Activity -
Every line below must be reproduced exactly. Copy them all.
+++ Task inputs
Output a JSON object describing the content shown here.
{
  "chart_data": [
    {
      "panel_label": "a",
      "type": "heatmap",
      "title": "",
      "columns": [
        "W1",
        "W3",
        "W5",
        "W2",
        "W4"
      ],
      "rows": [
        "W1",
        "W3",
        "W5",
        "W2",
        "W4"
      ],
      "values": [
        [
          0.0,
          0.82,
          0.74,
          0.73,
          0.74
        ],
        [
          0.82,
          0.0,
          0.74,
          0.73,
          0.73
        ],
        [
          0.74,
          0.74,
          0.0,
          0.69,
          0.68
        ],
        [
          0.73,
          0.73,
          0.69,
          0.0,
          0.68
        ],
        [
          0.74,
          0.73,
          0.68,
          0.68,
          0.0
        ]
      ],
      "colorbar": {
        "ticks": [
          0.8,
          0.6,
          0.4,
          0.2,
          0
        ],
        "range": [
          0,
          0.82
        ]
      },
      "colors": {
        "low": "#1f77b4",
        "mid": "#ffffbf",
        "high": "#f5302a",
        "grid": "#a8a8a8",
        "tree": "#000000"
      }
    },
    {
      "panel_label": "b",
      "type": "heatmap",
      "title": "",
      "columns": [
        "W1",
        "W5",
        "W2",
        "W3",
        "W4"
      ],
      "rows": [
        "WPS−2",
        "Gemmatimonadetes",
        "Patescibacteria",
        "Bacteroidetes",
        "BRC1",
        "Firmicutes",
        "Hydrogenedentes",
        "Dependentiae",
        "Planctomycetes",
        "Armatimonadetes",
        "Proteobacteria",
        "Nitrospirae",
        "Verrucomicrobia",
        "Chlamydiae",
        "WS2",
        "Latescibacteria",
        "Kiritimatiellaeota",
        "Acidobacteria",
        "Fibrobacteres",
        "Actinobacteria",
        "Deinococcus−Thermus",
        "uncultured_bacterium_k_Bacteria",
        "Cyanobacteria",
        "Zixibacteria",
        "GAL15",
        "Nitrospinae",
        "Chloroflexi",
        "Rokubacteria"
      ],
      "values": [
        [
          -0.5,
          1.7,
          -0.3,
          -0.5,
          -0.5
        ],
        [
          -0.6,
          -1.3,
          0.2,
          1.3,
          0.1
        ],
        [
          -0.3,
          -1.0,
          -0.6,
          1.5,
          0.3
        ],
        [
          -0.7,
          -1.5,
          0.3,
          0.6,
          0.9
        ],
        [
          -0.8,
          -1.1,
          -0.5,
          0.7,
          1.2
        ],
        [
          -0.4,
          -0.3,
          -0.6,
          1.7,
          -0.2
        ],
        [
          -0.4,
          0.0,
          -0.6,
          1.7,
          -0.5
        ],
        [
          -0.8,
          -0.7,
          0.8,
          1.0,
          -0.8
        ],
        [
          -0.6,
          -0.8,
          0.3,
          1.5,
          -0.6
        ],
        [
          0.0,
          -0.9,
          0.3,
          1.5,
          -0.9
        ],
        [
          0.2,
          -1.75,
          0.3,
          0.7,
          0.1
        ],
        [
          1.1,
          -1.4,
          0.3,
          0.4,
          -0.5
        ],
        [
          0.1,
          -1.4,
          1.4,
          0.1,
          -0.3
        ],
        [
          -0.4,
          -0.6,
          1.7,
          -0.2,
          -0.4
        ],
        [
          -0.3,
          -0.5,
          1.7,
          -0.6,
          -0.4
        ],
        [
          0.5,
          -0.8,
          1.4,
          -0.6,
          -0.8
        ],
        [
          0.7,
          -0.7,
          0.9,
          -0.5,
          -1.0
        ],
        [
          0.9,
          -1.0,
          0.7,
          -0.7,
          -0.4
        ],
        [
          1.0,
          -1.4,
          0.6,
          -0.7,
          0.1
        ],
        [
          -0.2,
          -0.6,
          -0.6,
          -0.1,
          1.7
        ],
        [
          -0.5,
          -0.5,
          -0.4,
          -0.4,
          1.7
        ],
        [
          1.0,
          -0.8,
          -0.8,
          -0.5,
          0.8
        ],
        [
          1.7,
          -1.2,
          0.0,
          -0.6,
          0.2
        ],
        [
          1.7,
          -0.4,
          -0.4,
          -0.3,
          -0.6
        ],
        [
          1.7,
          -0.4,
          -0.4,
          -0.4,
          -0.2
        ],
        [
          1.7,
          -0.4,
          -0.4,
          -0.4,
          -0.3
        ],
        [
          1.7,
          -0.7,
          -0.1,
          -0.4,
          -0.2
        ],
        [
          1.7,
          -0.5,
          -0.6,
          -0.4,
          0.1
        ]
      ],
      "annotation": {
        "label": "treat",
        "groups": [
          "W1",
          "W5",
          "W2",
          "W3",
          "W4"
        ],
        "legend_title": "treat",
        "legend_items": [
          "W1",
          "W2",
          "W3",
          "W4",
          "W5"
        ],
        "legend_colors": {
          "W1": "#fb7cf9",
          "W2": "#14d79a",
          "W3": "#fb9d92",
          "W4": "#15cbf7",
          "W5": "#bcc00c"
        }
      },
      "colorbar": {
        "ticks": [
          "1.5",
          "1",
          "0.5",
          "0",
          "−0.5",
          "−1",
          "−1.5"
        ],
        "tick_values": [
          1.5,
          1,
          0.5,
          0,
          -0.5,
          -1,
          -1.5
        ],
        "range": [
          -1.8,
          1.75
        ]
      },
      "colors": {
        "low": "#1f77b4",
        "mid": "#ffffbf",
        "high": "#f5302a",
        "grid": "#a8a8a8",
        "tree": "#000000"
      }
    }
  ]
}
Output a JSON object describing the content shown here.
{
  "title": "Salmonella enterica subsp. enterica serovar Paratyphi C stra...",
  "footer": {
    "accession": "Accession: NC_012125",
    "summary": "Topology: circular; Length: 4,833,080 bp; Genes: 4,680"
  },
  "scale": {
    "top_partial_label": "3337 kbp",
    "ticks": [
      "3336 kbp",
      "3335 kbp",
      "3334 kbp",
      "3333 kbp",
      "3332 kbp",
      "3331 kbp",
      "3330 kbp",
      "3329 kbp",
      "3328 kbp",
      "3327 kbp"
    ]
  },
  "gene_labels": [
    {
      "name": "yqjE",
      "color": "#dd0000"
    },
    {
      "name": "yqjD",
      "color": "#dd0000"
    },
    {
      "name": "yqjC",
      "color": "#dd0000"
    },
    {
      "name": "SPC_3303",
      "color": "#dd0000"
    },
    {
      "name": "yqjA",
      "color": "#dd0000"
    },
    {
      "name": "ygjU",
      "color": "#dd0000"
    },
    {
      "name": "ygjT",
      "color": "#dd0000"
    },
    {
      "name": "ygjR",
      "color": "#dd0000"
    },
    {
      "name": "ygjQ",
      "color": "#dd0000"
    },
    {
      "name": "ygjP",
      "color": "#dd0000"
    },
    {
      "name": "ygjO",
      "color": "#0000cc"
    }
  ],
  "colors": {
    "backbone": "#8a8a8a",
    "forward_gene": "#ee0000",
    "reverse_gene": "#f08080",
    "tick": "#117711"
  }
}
++++++
Exercise response -
Output a JSON object describing the content shown here.
{
  "chart_data": [
    {
      "panel_label": "a",
      "type": "heatmap",
      "title": "",
      "columns": [
        "W1",
        "W3",
        "W5",
        "W2",
        "W4"
      ],
      "rows": [
        "W1",
        "W3",
        "W5",
        "W2",
        "W4"
      ],
      "values": [
        [
          0.0,
          0.82,
          0.74,
          0.73,
          0.74
        ],
        [
          0.82,
          0.0,
          0.74,
          0.73,
          0.73
        ],
        [
          0.74,
          0.74,
          0.0,
          0.69,
          0.68
        ],
        [
          0.73,
          0.73,
          0.69,
          0.0,
          0.68
        ],
        [
          0.74,
          0.73,
          0.68,
          0.68,
          0.0
        ]
      ],
      "colorbar": {
        "ticks": [
          0.8,
          0.6,
          0.4,
          0.2,
          0
        ],
        "range": [
          0,
          0.82
        ]
      },
      "colors": {
        "low": "#1f77b4",
        "mid": "#ffffbf",
        "high": "#f5302a",
        "grid": "#a8a8a8",
        "tree": "#000000"
      }
    },
    {
      "panel_label": "b",
      "type": "heatmap",
      "title": "",
      "columns": [
        "W1",
        "W5",
        "W2",
        "W3",
        "W4"
      ],
      "rows": [
        "WPS−2",
        "Gemmatimonadetes",
        "Patescibacteria",
        "Bacteroidetes",
        "BRC1",
        "Firmicutes",
        "Hydrogenedentes",
        "Dependentiae",
        "Planctomycetes",
        "Armatimonadetes",
        "Proteobacteria",
        "Nitrospirae",
        "Verrucomicrobia",
        "Chlamydiae",
        "WS2",
        "Latescibacteria",
        "Kiritimatiellaeota",
        "Acidobacteria",
        "Fibrobacteres",
        "Actinobacteria",
        "Deinococcus−Thermus",
        "uncultured_bacterium_k_Bacteria",
        "Cyanobacteria",
        "Zixibacteria",
        "GAL15",
        "Nitrospinae",
        "Chloroflexi",
        "Rokubacteria"
      ],
      "values": [
        [
          -0.5,
          1.7,
          -0.3,
          -0.5,
          -0.5
        ],
        [
          -0.6,
          -1.3,
          0.2,
          1.3,
          0.1
        ],
        [
          -0.3,
          -1.0,
          -0.6,
          1.5,
          0.3
        ],
        [
          -0.7,
          -1.5,
          0.3,
          0.6,
          0.9
        ],
        [
          -0.8,
          -1.1,
          -0.5,
          0.7,
          1.2
        ],
        [
          -0.4,
          -0.3,
          -0.6,
          1.7,
          -0.2
        ],
        [
          -0.4,
          0.0,
          -0.6,
          1.7,
          -0.5
        ],
        [
          -0.8,
          -0.7,
          0.8,
          1.0,
          -0.8
        ],
        [
          -0.6,
          -0.8,
          0.3,
          1.5,
          -0.6
        ],
        [
          0.0,
          -0.9,
          0.3,
          1.5,
          -0.9
        ],
        [
          0.2,
          -1.75,
          0.3,
          0.7,
          0.1
        ],
        [
          1.1,
          -1.4,
          0.3,
          0.4,
          -0.5
        ],
        [
          0.1,
          -1.4,
          1.4,
          0.1,
          -0.3
        ],
        [
          -0.4,
          -0.6,
          1.7,
          -0.2,
          -0.4
        ],
        [
          -0.3,
          -0.5,
          1.7,
          -0.6,
          -0.4
        ],
        [
          0.5,
          -0.8,
          1.4,
          -0.6,
          -0.8
        ],
        [
          0.7,
          -0.7,
          0.9,
          -0.5,
          -1.0
        ],
        [
          0.9,
          -1.0,
          0.7,
          -0.7,
          -0.4
        ],
        [
          1.0,
          -1.4,
          0.6,
          -0.7,
          0.1
        ],
        [
          -0.2,
          -0.6,
          -0.6,
          -0.1,
          1.7
        ],
        [
          -0.5,
          -0.5,
          -0.4,
          -0.4,
          1.7
        ],
        [
          1.0,
          -0.8,
          -0.8,
          -0.5,
          0.8
        ],
        [
          1.7,
          -1.2,
          0.0,
          -0.6,
          0.2
        ],
        [
          1.7,
          -0.4,
          -0.4,
          -0.3,
          -0.6
        ],
        [
          1.7,
          -0.4,
          -0.4,
          -0.4,
          -0.2
        ],
        [
          1.7,
          -0.4,
          -0.4,
          -0.4,
          -0.3
        ],
        [
          1.7,
          -0.7,
          -0.1,
          -0.4,
          -0.2
        ],
        [
          1.7,
          -0.5,
          -0.6,
          -0.4,
          0.1
        ]
      ],
      "annotation": {
        "label": "treat",
        "groups": [
          "W1",
          "W5",
          "W2",
          "W3",
          "W4"
        ],
        "legend_title": "treat",
        "legend_items": [
          "W1",
          "W2",
          "W3",
          "W4",
          "W5"
        ],
        "legend_colors": {
          "W1": "#fb7cf9",
          "W2": "#14d79a",
          "W3": "#fb9d92",
          "W4": "#15cbf7",
          "W5": "#bcc00c"
        }
      },
      "colorbar": {
        "ticks": [
          "1.5",
          "1",
          "0.5",
          "0",
          "−0.5",
          "−1",
          "−1.5"
        ],
        "tick_values": [
          1.5,
          1,
          0.5,
          0,
          -0.5,
          -1,
          -1.5
        ],
        "range": [
          -1.8,
          1.75
        ]
      },
      "colors": {
        "low": "#1f77b4",
        "mid": "#ffffbf",
        "high": "#f5302a",
        "grid": "#a8a8a8",
        "tree": "#000000"
      }
    }
  ]
}
Output a JSON object describing the content shown here.
{
  "title": "Salmonella enterica subsp. enterica serovar Paratyphi C stra...",
  "footer": {
    "accession": "Accession: NC_012125",
    "summary": "Topology: circular; Length: 4,833,080 bp; Genes: 4,680"
  },
  "scale": {
    "top_partial_label": "3337 kbp",
    "ticks": [
      "3336 kbp",
      "3335 kbp",
      "3334 kbp",
      "3333 kbp",
      "3332 kbp",
      "3331 kbp",
      "3330 kbp",
      "3329 kbp",
      "3328 kbp",
      "3327 kbp"
    ]
  },
  "gene_labels": [
    {
      "name": "yqjE",
      "color": "#dd0000"
    },
    {
      "name": "yqjD",
      "color": "#dd0000"
    },
    {
      "name": "yqjC",
      "color": "#dd0000"
    },
    {
      "name": "SPC_3303",
      "color": "#dd0000"
    },
    {
      "name": "yqjA",
      "color": "#dd0000"
    },
    {
      "name": "ygjU",
      "color": "#dd0000"
    },
    {
      "name": "ygjT",
      "color": "#dd0000"
    },
    {
      "name": "ygjR",
      "color": "#dd0000"
    },
    {
      "name": "ygjQ",
      "color": "#dd0000"
    },
    {
      "name": "ygjP",
      "color": "#dd0000"
    },
    {
      "name": "ygjO",
      "color": "#0000cc"
    }
  ],
  "colors": {
    "backbone": "#8a8a8a",
    "forward_gene": "#ee0000",
    "reverse_gene": "#f08080",
    "tick": "#117711"
  }
}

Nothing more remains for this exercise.